Given data:
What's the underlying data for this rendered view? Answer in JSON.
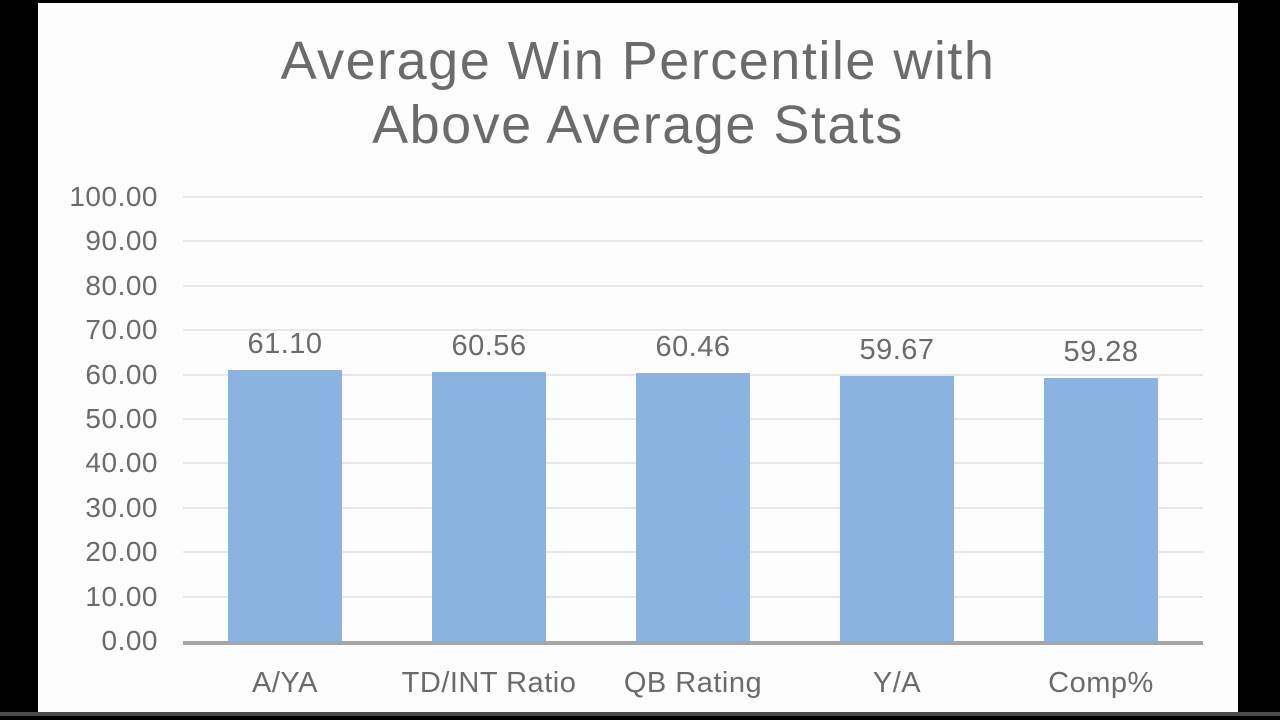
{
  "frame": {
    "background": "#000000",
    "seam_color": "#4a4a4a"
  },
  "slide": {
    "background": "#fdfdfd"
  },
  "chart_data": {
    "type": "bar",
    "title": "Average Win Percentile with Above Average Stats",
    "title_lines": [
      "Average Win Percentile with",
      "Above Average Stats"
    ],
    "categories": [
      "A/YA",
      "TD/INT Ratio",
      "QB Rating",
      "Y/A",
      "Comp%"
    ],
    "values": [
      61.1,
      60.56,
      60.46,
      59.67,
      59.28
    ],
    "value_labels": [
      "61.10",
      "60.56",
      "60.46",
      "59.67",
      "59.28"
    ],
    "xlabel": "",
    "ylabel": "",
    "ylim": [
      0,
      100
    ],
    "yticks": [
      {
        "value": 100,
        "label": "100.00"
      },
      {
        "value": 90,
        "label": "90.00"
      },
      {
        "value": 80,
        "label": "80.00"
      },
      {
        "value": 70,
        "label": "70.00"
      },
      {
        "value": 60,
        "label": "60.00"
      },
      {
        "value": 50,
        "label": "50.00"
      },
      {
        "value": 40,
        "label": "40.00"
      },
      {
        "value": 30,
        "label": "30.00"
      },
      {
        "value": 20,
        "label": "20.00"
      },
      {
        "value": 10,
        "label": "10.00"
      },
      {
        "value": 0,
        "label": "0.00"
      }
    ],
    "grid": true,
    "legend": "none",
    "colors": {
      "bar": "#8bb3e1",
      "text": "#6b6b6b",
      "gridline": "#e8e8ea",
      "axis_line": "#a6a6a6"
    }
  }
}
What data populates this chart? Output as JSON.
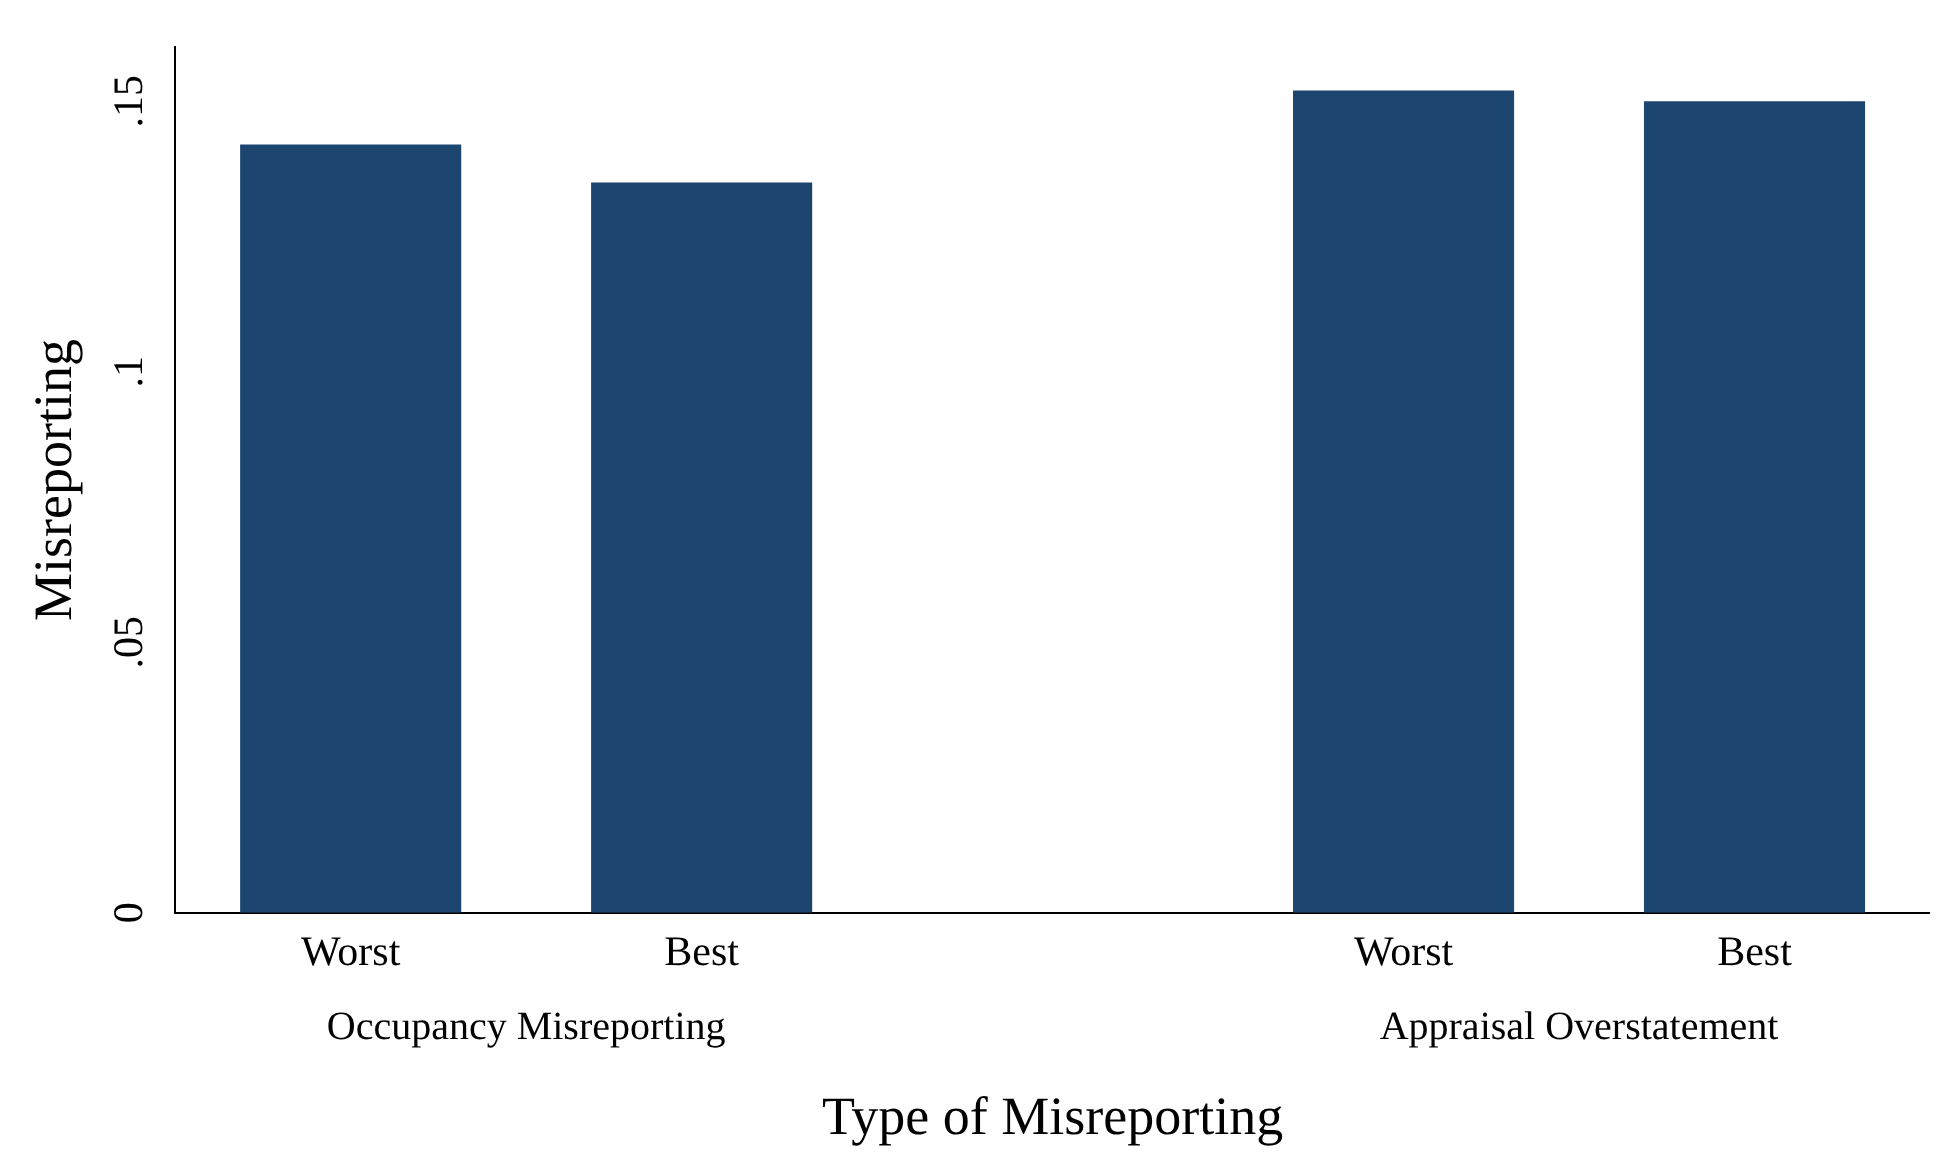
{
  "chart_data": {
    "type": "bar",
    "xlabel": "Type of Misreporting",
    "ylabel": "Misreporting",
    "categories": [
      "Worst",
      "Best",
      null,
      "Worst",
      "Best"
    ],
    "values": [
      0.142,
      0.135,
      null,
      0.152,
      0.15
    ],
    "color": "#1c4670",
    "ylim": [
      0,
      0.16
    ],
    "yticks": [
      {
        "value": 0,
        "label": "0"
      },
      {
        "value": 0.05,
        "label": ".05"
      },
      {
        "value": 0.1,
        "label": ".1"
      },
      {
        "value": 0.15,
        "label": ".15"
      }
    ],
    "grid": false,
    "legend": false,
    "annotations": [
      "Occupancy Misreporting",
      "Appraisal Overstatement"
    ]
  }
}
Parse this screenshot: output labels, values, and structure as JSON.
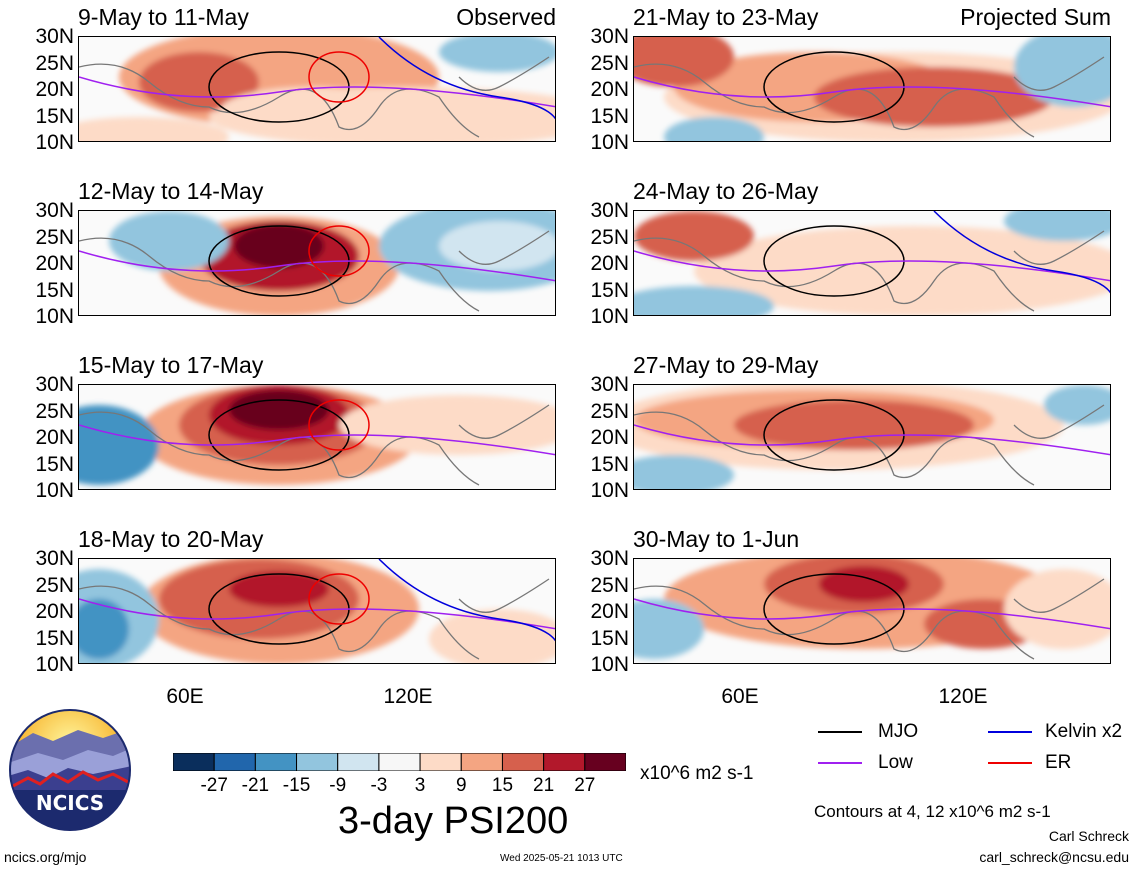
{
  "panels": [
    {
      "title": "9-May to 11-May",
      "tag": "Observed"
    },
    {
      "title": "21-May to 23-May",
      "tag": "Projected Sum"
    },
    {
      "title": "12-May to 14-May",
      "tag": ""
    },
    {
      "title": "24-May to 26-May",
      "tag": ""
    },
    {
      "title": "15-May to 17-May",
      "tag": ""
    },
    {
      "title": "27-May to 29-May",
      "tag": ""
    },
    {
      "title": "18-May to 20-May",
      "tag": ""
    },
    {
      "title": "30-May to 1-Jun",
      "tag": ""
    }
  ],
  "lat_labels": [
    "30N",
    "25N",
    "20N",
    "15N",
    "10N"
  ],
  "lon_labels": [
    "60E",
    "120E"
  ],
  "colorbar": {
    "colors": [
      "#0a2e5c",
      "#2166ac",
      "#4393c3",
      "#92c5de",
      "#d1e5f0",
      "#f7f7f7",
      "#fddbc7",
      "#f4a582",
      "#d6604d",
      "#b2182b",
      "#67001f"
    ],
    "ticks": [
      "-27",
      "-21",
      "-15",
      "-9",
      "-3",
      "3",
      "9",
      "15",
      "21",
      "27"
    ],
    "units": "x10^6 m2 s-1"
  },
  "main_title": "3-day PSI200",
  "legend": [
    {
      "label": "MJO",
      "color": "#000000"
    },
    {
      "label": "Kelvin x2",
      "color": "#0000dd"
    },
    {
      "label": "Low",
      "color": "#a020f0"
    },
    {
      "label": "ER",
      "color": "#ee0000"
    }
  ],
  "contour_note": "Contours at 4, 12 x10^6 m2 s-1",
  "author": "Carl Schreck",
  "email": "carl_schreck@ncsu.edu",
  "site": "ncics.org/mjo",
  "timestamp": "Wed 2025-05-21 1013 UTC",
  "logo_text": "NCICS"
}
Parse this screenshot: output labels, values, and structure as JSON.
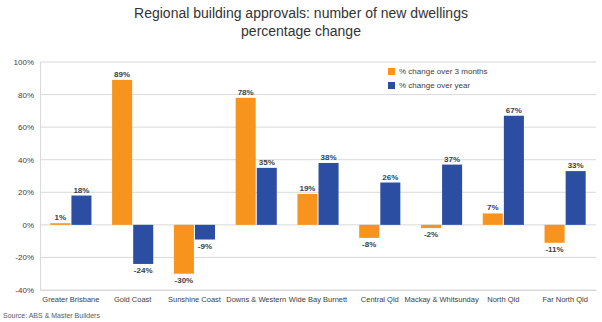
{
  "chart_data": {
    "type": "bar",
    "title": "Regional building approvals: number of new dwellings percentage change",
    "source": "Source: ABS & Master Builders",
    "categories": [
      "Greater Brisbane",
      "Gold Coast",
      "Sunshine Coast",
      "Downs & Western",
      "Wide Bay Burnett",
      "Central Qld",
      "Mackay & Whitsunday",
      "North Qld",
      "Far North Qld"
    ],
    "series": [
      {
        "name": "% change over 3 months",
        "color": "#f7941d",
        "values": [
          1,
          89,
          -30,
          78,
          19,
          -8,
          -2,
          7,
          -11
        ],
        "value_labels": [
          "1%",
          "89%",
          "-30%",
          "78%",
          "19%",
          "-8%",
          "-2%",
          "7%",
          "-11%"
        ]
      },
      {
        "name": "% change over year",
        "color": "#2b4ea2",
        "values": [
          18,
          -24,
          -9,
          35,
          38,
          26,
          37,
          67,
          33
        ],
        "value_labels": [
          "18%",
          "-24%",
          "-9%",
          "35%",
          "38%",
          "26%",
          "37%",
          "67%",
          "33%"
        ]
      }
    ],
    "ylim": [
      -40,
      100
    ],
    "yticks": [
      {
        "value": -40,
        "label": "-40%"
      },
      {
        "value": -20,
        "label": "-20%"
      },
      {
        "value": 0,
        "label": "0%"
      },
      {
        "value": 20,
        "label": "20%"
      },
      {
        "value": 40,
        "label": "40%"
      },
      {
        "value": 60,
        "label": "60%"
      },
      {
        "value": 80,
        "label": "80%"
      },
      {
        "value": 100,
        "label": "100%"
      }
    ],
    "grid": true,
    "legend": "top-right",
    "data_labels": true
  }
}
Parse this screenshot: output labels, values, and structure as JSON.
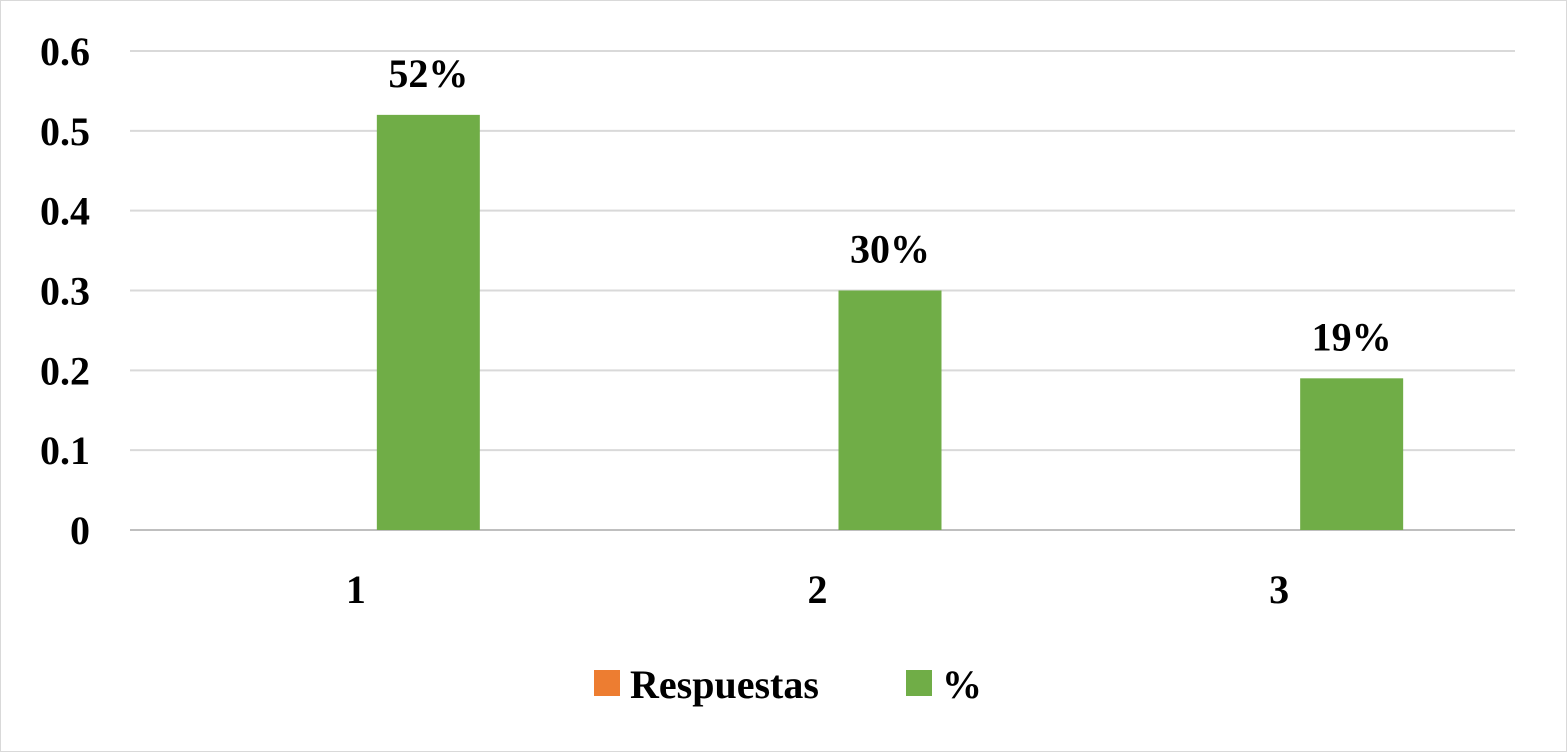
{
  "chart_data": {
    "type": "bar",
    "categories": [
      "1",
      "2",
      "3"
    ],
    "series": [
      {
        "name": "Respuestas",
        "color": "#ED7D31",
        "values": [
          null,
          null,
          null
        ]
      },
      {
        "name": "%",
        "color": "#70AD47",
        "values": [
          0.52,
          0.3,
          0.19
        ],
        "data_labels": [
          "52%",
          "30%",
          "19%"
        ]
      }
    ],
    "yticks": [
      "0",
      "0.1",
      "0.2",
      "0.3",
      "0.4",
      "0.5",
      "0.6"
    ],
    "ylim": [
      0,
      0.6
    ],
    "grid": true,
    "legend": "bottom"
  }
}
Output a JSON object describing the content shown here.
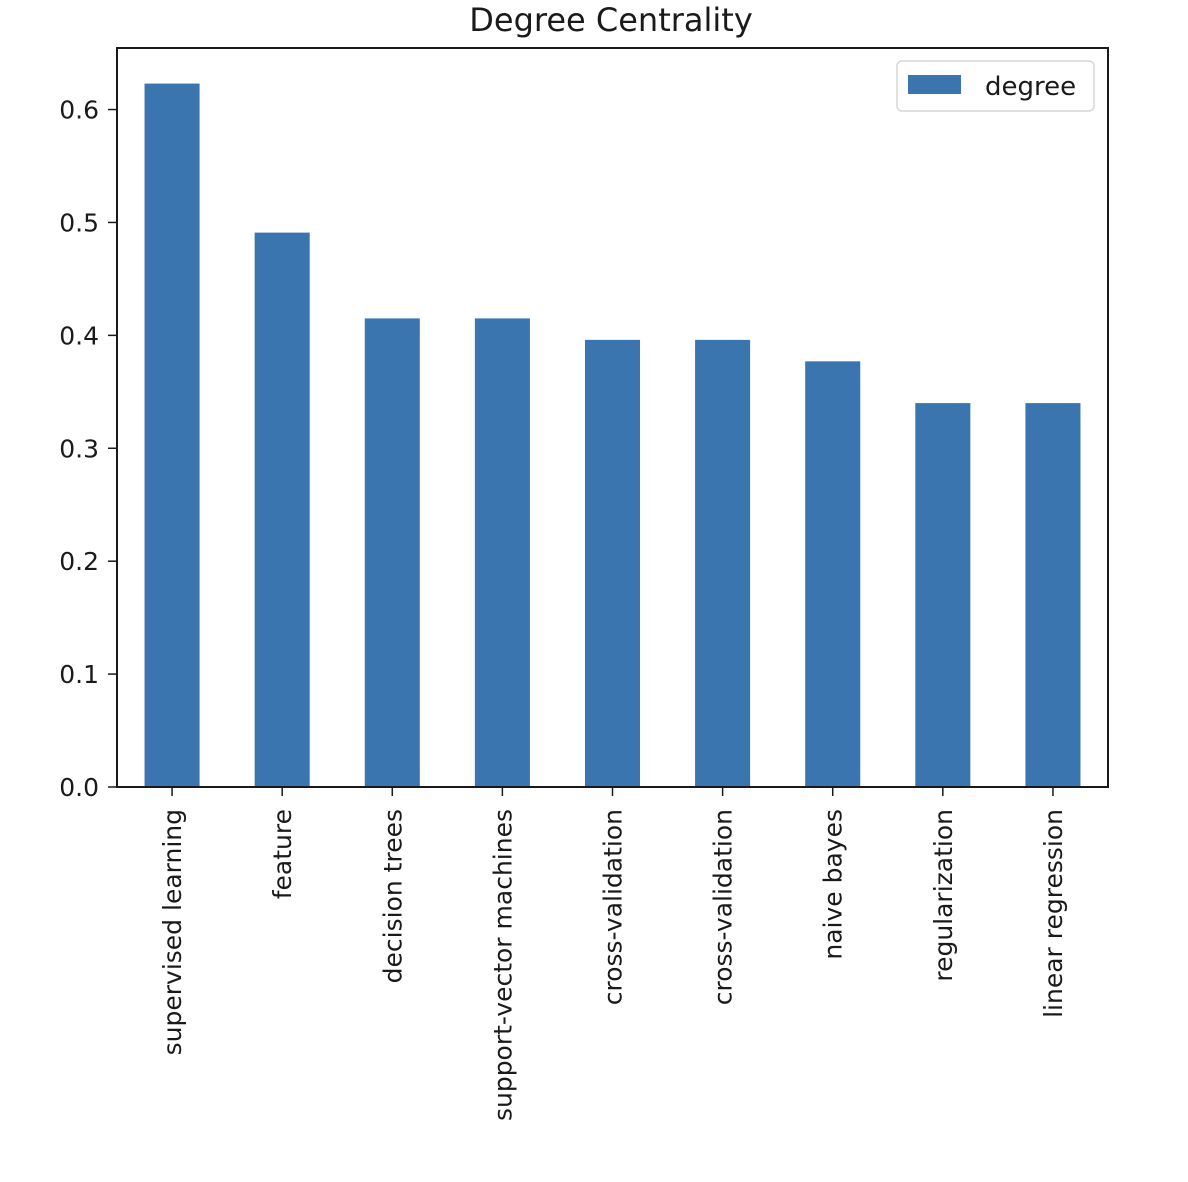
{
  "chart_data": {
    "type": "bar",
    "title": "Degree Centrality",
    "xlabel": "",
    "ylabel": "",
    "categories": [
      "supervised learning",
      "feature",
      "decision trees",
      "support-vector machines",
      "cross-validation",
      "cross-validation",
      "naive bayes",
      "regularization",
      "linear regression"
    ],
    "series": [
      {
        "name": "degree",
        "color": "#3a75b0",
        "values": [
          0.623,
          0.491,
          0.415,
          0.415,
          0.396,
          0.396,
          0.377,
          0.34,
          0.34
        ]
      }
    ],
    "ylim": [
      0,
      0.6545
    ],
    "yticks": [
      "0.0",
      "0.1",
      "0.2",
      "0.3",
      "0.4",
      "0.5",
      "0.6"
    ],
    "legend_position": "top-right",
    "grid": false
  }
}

Task details: Find the lines that include the string "change", then copy each of them.

Exercise result:
    "title": "Regional building approvals: number of new dwellings percentage change",
        "name": "% change over 3 months",
        "name": "% change over year",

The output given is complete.